* Set exercise:
Copy the lines starting at the one containing "y-tick-label: 0.5 [50,94,72,110]" and ending at the one containing "series-line-1 [79,51,586,365]", both included, without any change.

--- START OF Task data ---

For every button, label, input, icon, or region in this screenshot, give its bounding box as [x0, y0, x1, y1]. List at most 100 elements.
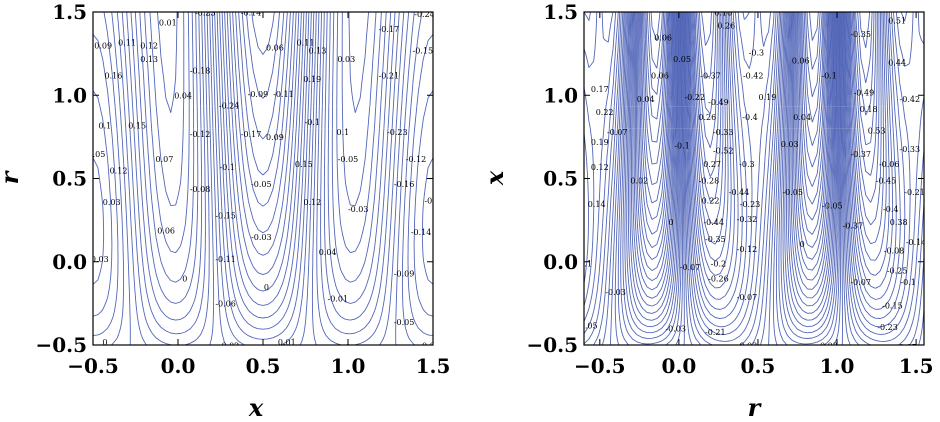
right-contour-line-41 — [693, 12, 880, 203]
right-contour-label-0: 0.06 — [654, 33, 672, 42]
left-y-tick-label-1: 0.0 — [52, 250, 87, 274]
right-contour-label-28: 0.53 — [868, 127, 886, 136]
left-contour-label-16: 0.04 — [174, 92, 192, 101]
left-contour-line-18 — [130, 12, 396, 321]
right-contour-label-15: 0.04 — [637, 95, 655, 104]
right-contour-line-26 — [609, 12, 843, 345]
right-contour-label-45: 0.14 — [588, 200, 606, 209]
right-x-tick-label-1: 0.0 — [661, 354, 696, 378]
left-contour-line-3 — [238, 12, 288, 176]
right-contour-line-44 — [697, 12, 875, 116]
left-contour-line-8 — [224, 12, 302, 292]
right-x-tick-label-3: 1.0 — [820, 354, 855, 378]
left-contour-label-39: -0.16 — [394, 180, 415, 189]
left-contour-label-20: 0.19 — [303, 75, 321, 84]
left-contour-label-53: 0 — [264, 283, 269, 292]
left-contour-line-15 — [116, 12, 410, 345]
right-contour-line-12 — [637, 12, 832, 260]
right-contour-label-19: -0.49 — [854, 88, 875, 97]
right-contour-label-48: -0.05 — [822, 202, 843, 211]
right-contour-label-14: 0.17 — [591, 85, 609, 94]
left-x-tick-label-3: 1.0 — [331, 354, 366, 378]
left-contour-label-21: -0.21 — [379, 72, 400, 81]
right-contour-label-51: -0.32 — [737, 215, 758, 224]
right-contour-line-25 — [614, 12, 842, 345]
left-contour-label-48: -0.11 — [215, 255, 236, 264]
left-contour-plot: 0.09 0.11 0.12 0.01 -0.23 -0.14 0.16 0.13 -0.18 0… — [0, 0, 450, 422]
left-contour-label-56: -0.05 — [394, 318, 415, 327]
left-contour-label-45: 0.06 — [157, 226, 175, 235]
left-contour-line-2 — [241, 12, 285, 140]
right-contour-label-1: 0.16 — [714, 8, 732, 17]
right-contour-line-2 — [648, 12, 821, 70]
left-contour-line-22 — [149, 12, 377, 207]
left-contour-label-28: 0.1 — [337, 128, 350, 137]
right-contour-label-37: -0.3 — [739, 160, 754, 169]
right-contour-label-30: -0.1 — [674, 142, 689, 151]
right-contour-label-32: 0.03 — [781, 140, 799, 149]
right-contour-line-36 — [689, 12, 894, 289]
right-contour-line-18 — [629, 12, 836, 314]
right-x-tick-label-0: −0.5 — [574, 354, 626, 378]
left-contour-line-21 — [144, 12, 382, 254]
right-contour-label-47: -0.23 — [740, 200, 761, 209]
left-y-tick-label-0: −0.5 — [35, 333, 87, 357]
left-contour-line-20 — [139, 12, 387, 283]
left-contour-line-17 — [126, 12, 400, 335]
right-contour-label-23: -0.4 — [742, 113, 757, 122]
right-contour-label-16: -0.22 — [684, 93, 705, 102]
left-x-tick-label-2: 0.5 — [246, 354, 281, 378]
right-contour-label-54: 0 — [668, 218, 673, 227]
right-contour-label-22: 0.26 — [698, 113, 716, 122]
right-contour-line-39 — [691, 12, 884, 245]
right-contour-label-43: -0.45 — [876, 177, 897, 186]
right-contour-line-11 — [638, 12, 831, 248]
right-axis-ticks: −0.5 0.0 0.5 1.0 1.5 −0.5 0.0 0.5 1.0 1.5 — [526, 0, 933, 378]
right-contour-line-46 — [701, 12, 871, 49]
left-contour-line-0 — [251, 12, 275, 55]
right-contour-line-27 — [601, 12, 924, 345]
left-contour-label-1: 0.11 — [118, 38, 136, 47]
left-contour-line-14 — [111, 12, 415, 345]
left-contour-line-16 — [121, 12, 405, 345]
right-contour-label-41: -0.44 — [729, 188, 750, 197]
right-contour-line-40 — [692, 12, 882, 226]
right-contour-label-31: -0.52 — [713, 147, 734, 156]
right-contour-line-23 — [620, 12, 839, 345]
left-contour-label-8: -0.18 — [190, 67, 211, 76]
right-contour-label-10: -0.37 — [700, 72, 721, 81]
right-contour-line-13 — [636, 12, 832, 271]
right-contour-label-72: -0.21 — [705, 328, 726, 337]
left-contour-label-54: -0.01 — [328, 295, 349, 304]
left-contour-label-43: -0.08 — [424, 197, 445, 206]
right-contour-label-38: -0.06 — [879, 160, 900, 169]
right-y-tick-label-1: 0.0 — [543, 250, 578, 274]
left-contour-label-10: 0.11 — [297, 38, 315, 47]
left-contour-label-22: 0.1 — [99, 122, 112, 131]
left-contour-label-23: 0.15 — [128, 122, 146, 131]
right-contour-lines — [584, 12, 924, 345]
right-contour-label-53: 0.38 — [890, 218, 908, 227]
left-contour-lines — [93, 12, 433, 345]
left-contour-line-7 — [226, 12, 300, 276]
left-axis-ticks: −0.5 0.0 0.5 1.0 1.5 −0.5 0.0 0.5 1.0 1.5 — [35, 0, 450, 378]
right-contour-label-60: 0.1 — [579, 260, 592, 269]
right-contour-line-5 — [644, 12, 825, 146]
right-contour-line-20 — [626, 12, 837, 328]
right-contour-label-50: -0.44 — [703, 218, 724, 227]
right-contour-label-74: -0.03 — [737, 341, 758, 350]
left-contour-label-4: -0.23 — [195, 8, 216, 17]
right-contour-label-76: -0.07 — [896, 343, 917, 352]
right-contour-label-39: 0.02 — [630, 177, 648, 186]
left-contour-label-14: -0.15 — [413, 47, 434, 56]
right-contour-label-9: 0.06 — [651, 72, 669, 81]
left-y-axis-label: r — [0, 169, 24, 184]
left-contour-label-40: 0.03 — [103, 198, 121, 207]
left-contour-label-5: -0.14 — [241, 8, 262, 17]
right-y-tick-label-4: 1.5 — [543, 0, 578, 24]
right-contour-line-45 — [698, 12, 873, 84]
right-contour-label-21: 0.22 — [596, 108, 614, 117]
left-contour-labels: 0.09 0.11 0.12 0.01 -0.23 -0.14 0.16 0.13 -0.18 0… — [93, 8, 445, 345]
right-contour-line-21 — [624, 12, 838, 334]
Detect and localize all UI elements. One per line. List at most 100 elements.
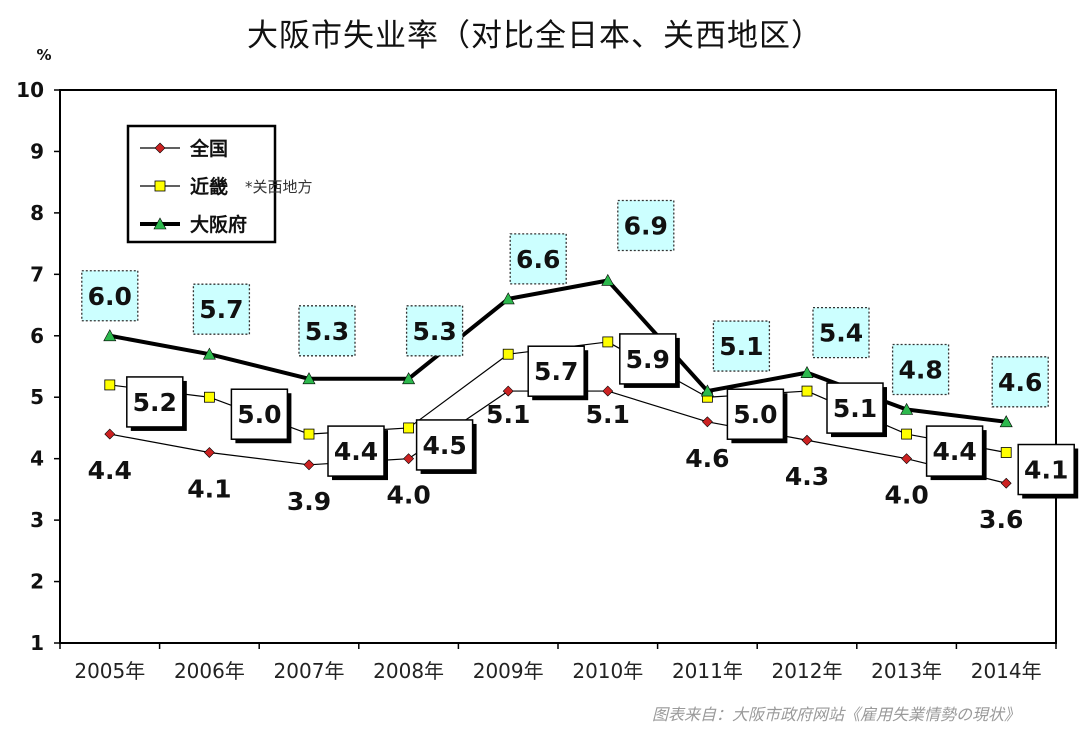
legend-marker-diamond-icon [154,142,166,154]
label-box-osaka [81,270,139,322]
x-tick-label: 2007年 [274,659,345,683]
label-box-kinki [1017,443,1075,496]
legend-marker-square-icon [154,180,166,192]
data-label-kinki: 5.0 [237,400,281,429]
data-label-osaka: 5.7 [199,295,243,324]
data-point-kinki [203,391,215,403]
y-unit-label: % [36,46,51,64]
data-point-kinki [1000,447,1012,458]
y-tick-label: 4 [30,447,44,471]
data-point-kinki [901,428,912,440]
label-box-osaka [991,356,1049,408]
legend-note-kansai: *关西地方 [245,178,313,196]
label-box-osaka [712,320,771,372]
legend-marker-triangle-icon [153,217,167,230]
data-label-osaka: 4.8 [898,356,942,385]
data-point-kinki [602,336,614,348]
chart-title: 大阪市失业率（对比全日本、关西地区） [247,18,823,54]
y-tick-label: 2 [30,570,44,594]
data-label-osaka: 6.6 [516,245,560,274]
data-point-osaka [501,292,515,305]
data-label-osaka: 5.3 [305,317,349,346]
data-label-osaka: 6.0 [88,282,132,311]
data-label-kinki: 5.0 [733,400,777,429]
label-box-osaka [509,233,567,285]
y-tick-label: 1 [30,631,44,655]
data-point-osaka [103,329,117,342]
data-point-national [502,385,514,397]
data-label-osaka: 5.3 [412,317,456,346]
data-point-national [602,385,614,397]
data-point-kinki [104,379,116,391]
data-label-national: 4.1 [187,475,231,504]
data-point-national [104,428,116,440]
x-tick-label: 2006年 [174,659,245,683]
label-box-kinki [726,388,785,440]
data-label-kinki: 5.2 [133,388,177,417]
data-point-national [303,459,315,471]
x-tick-label: 2014年 [971,659,1042,683]
data-point-osaka [800,366,814,378]
data-label-osaka: 5.1 [719,332,763,361]
label-box-osaka [298,305,356,357]
label-box-kinki [925,425,984,477]
y-tick-label: 9 [30,139,44,163]
data-point-osaka [202,347,216,360]
y-tick-label: 5 [30,385,44,409]
label-box-osaka [891,343,950,396]
data-label-national: 4.0 [884,481,928,510]
data-point-kinki [303,428,315,440]
data-label-national: 4.4 [88,456,132,485]
x-tick-label: 2012年 [772,659,843,683]
data-point-kinki [403,422,415,434]
data-point-national [701,416,713,428]
label-box-kinki [826,382,884,434]
data-point-osaka [302,372,316,385]
x-tick-label: 2010年 [572,659,643,683]
label-box-kinki [230,388,289,440]
data-label-osaka: 6.9 [624,211,668,240]
data-point-national [403,453,415,465]
data-label-kinki: 4.1 [1024,456,1068,485]
x-tick-label: 2011年 [672,659,743,683]
data-point-national [1000,477,1012,489]
label-box-kinki [327,425,385,477]
data-label-kinki: 4.4 [932,437,976,466]
x-tick-label: 2005年 [74,659,145,683]
data-point-osaka [900,402,914,415]
legend-label-kinki: 近畿 [190,175,228,198]
source-credit: 图表来自：大阪市政府网站《雇用失業情勢の現状》 [652,705,1020,724]
x-tick-label: 2009年 [473,659,544,683]
label-box-osaka [405,305,464,357]
data-label-osaka: 5.4 [819,319,863,348]
y-axis: 1 2 3 4 5 6 7 8 9 10 [16,78,60,655]
label-box-osaka [617,199,675,252]
x-axis: 2005年 2006年 2007年 2008年 2009年 2010年 2011年 2012年… [59,643,1057,683]
data-label-kinki: 5.7 [534,357,578,386]
data-point-osaka [402,372,416,385]
label-box-osaka [812,306,870,359]
label-box-kinki [527,345,585,397]
data-label-kinki: 5.9 [626,345,670,374]
data-point-national [801,434,813,446]
label-box-kinki [415,419,474,471]
data-label-kinki: 4.4 [334,437,378,466]
y-tick-label: 8 [30,201,44,225]
data-label-national: 4.0 [386,481,430,510]
data-point-osaka [700,384,714,397]
y-tick-label: 3 [30,508,44,532]
data-point-national [203,447,215,458]
data-point-kinki [801,385,813,397]
data-label-national: 5.1 [486,400,530,429]
data-label-national: 5.1 [586,400,630,429]
data-label-kinki: 5.1 [833,394,877,423]
label-box-osaka [192,283,251,335]
data-label-kinki: 4.5 [422,431,466,460]
data-label-national: 3.9 [287,487,331,516]
legend-label-national: 全国 [189,137,228,160]
x-tick-label: 2008年 [373,659,444,683]
data-point-osaka [601,273,615,286]
label-box-kinki [619,333,677,385]
data-label-national: 3.6 [979,505,1023,534]
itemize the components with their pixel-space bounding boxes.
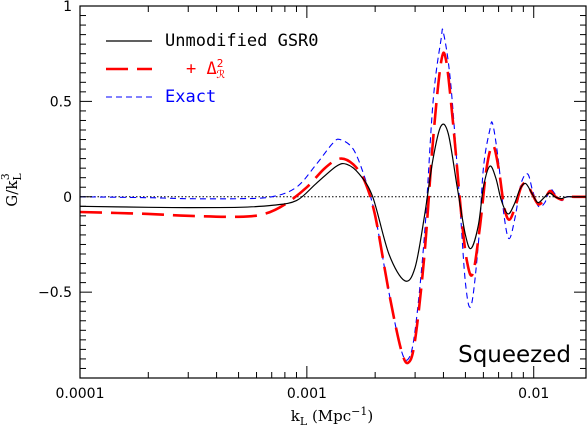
y-tick-label: 0.5 [50,94,72,110]
legend: Unmodified GSR0 + Δ2 ℛ Exact [106,31,319,107]
x-tick-label: 0.01 [518,386,549,402]
series-lines [79,28,586,365]
plot-frame [79,5,587,379]
y-tick-label: 1 [63,0,72,15]
y-axis-ticks: 1 0.5 0 −0.5 [38,0,586,379]
legend-label-0: Unmodified GSR0 [165,31,319,51]
panel-label: Squeezed [458,342,571,368]
y-tick-label: −0.5 [38,285,72,301]
series-line-2 [79,28,586,361]
legend-label-1: + Δ2 ℛ [186,57,225,81]
series-line-0 [79,123,586,282]
legend-label-2: Exact [165,87,216,107]
x-axis-ticks: 0.0001 0.001 0.01 [56,6,549,402]
x-tick-label: 0.0001 [56,386,105,402]
y-tick-label: 0 [63,190,72,206]
y-axis-title: G/kL3 [0,173,24,207]
x-tick-label: 0.001 [287,386,327,402]
x-axis-title: kL (Mpc−1) [291,405,373,428]
series-line-1 [79,51,586,365]
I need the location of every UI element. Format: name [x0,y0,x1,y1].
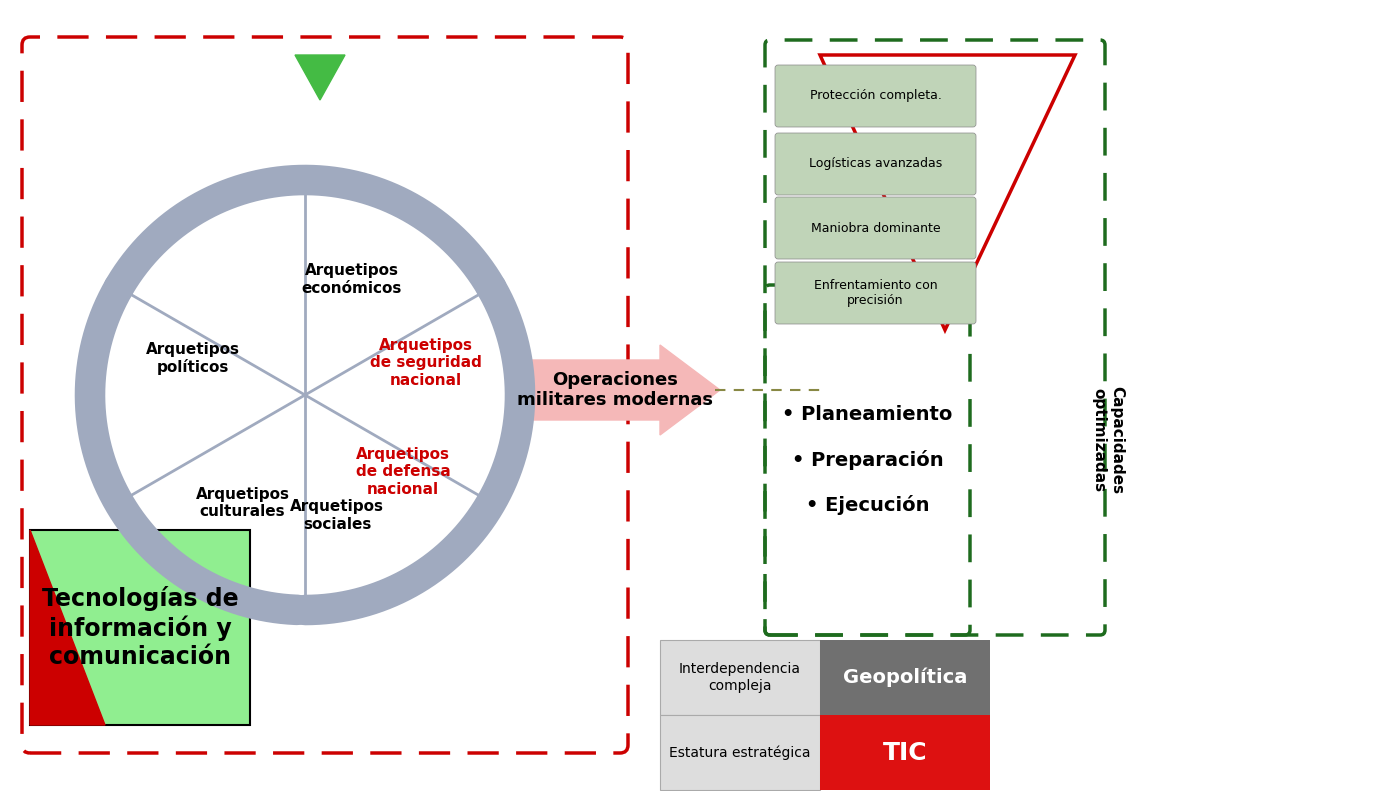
Text: Maniobra dominante: Maniobra dominante [811,221,941,234]
Text: Operaciones
militares modernas: Operaciones militares modernas [517,371,713,410]
Polygon shape [286,609,321,611]
Text: Geopolítica: Geopolítica [843,668,967,687]
FancyBboxPatch shape [776,133,976,195]
Text: Arquetipos
económicos: Arquetipos económicos [301,263,402,296]
Text: Capacidades
optimizadas: Capacidades optimizadas [1092,386,1124,494]
FancyBboxPatch shape [659,640,820,715]
Text: Arquetipos
culturales: Arquetipos culturales [196,486,290,519]
Text: TIC: TIC [882,740,927,764]
Text: Arquetipos
de defensa
nacional: Arquetipos de defensa nacional [356,447,451,497]
Text: • Planeamiento

• Preparación

• Ejecución: • Planeamiento • Preparación • Ejecución [783,405,952,515]
FancyBboxPatch shape [776,197,976,259]
Text: Enfrentamiento con
precisión: Enfrentamiento con precisión [813,279,938,307]
FancyBboxPatch shape [776,262,976,324]
FancyBboxPatch shape [820,715,990,790]
Polygon shape [108,277,125,308]
Text: Tecnologías de
información y
comunicación: Tecnologías de información y comunicació… [42,586,238,668]
FancyBboxPatch shape [659,715,820,790]
Polygon shape [29,530,105,725]
Text: Arquetipos
políticos: Arquetipos políticos [146,342,239,375]
Text: Logísticas avanzadas: Logísticas avanzadas [809,157,942,171]
Text: Estatura estratégica: Estatura estratégica [669,745,811,759]
FancyArrow shape [531,345,720,435]
FancyBboxPatch shape [776,65,976,127]
Polygon shape [295,55,344,100]
Text: Arquetipos
sociales: Arquetipos sociales [290,499,384,532]
Text: Protección completa.: Protección completa. [809,89,941,103]
Text: Interdependencia
compleja: Interdependencia compleja [679,662,801,693]
Text: Arquetipos
de seguridad
nacional: Arquetipos de seguridad nacional [370,338,482,388]
Polygon shape [480,267,497,298]
FancyBboxPatch shape [820,640,990,715]
FancyBboxPatch shape [29,530,251,725]
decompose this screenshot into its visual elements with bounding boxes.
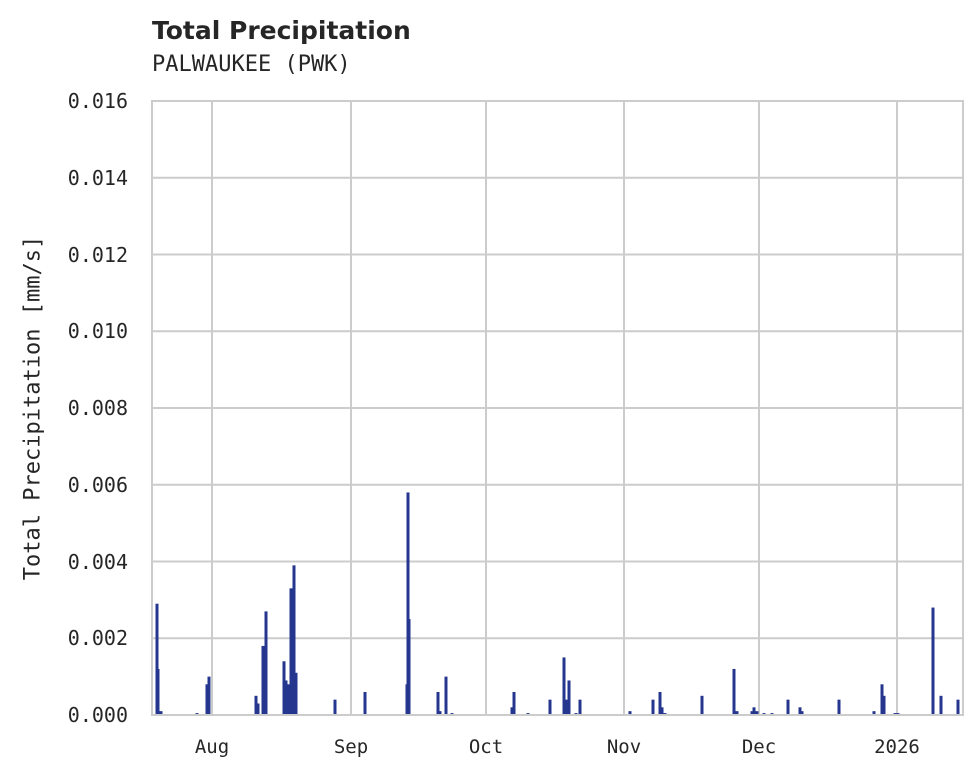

--- END OF Task data ---

* Answer to the problem:
y-tick-label: 0.5 [50,94,72,110]
legend: Unmodified GSR0 + Δ2 ℛ Exact [106,31,319,107]
x-tick-label: 0.01 [518,386,549,402]
series-lines [79,28,586,365]
plot-frame [79,5,587,379]
y-tick-label: 1 [63,0,72,15]
y-axis-ticks: 1 0.5 0 −0.5 [38,0,586,379]
legend-label-0: Unmodified GSR0 [165,31,319,51]
panel-label: Squeezed [458,342,571,368]
y-tick-label: −0.5 [38,285,72,301]
series-line-2 [79,28,586,361]
legend-label-1: + Δ2 ℛ [186,57,225,81]
series-line-0 [79,123,586,282]
legend-label-2: Exact [165,87,216,107]
x-axis-ticks: 0.0001 0.001 0.01 [56,6,549,402]
x-tick-label: 0.0001 [56,386,105,402]
y-tick-label: 0 [63,190,72,206]
y-axis-title: G/kL3 [0,173,24,207]
x-tick-label: 0.001 [287,386,327,402]
x-axis-title: kL (Mpc−1) [291,405,373,428]
series-line-1 [79,51,586,365]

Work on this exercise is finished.